Your task
Write out the data below in full. Keep it exact.
## Start
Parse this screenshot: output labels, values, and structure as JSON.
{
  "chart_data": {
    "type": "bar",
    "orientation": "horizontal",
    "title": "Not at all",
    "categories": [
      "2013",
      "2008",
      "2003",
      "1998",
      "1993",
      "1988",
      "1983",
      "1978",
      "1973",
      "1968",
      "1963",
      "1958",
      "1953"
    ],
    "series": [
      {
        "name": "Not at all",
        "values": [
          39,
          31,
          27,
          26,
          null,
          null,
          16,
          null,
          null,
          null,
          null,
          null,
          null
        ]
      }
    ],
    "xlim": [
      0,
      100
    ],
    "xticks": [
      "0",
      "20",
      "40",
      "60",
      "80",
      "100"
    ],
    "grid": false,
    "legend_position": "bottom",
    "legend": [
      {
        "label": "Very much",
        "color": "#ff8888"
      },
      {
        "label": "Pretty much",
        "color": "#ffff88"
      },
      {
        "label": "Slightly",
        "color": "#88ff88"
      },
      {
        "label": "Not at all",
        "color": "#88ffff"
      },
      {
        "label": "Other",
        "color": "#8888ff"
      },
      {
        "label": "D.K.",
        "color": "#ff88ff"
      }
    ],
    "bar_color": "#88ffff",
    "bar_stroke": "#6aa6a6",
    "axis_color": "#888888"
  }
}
## End
Answer to this problem
Parse this screenshot: output labels, values, and structure as JSON.
{
  "chart_data": {
    "type": "bar",
    "orientation": "horizontal",
    "title": "Not at all",
    "categories": [
      "2013",
      "2008",
      "2003",
      "1998",
      "1993",
      "1988",
      "1983",
      "1978",
      "1973",
      "1968",
      "1963",
      "1958",
      "1953"
    ],
    "series": [
      {
        "name": "Not at all",
        "values": [
          39,
          31,
          27,
          26,
          null,
          null,
          16,
          null,
          null,
          null,
          null,
          null,
          null
        ]
      }
    ],
    "xlim": [
      0,
      100
    ],
    "xticks": [
      "0",
      "20",
      "40",
      "60",
      "80",
      "100"
    ],
    "grid": false,
    "legend_position": "bottom",
    "legend": [
      {
        "label": "Very much",
        "color": "#ff8888"
      },
      {
        "label": "Pretty much",
        "color": "#ffff88"
      },
      {
        "label": "Slightly",
        "color": "#88ff88"
      },
      {
        "label": "Not at all",
        "color": "#88ffff"
      },
      {
        "label": "Other",
        "color": "#8888ff"
      },
      {
        "label": "D.K.",
        "color": "#ff88ff"
      }
    ],
    "bar_color": "#88ffff",
    "bar_stroke": "#6aa6a6",
    "axis_color": "#888888"
  }
}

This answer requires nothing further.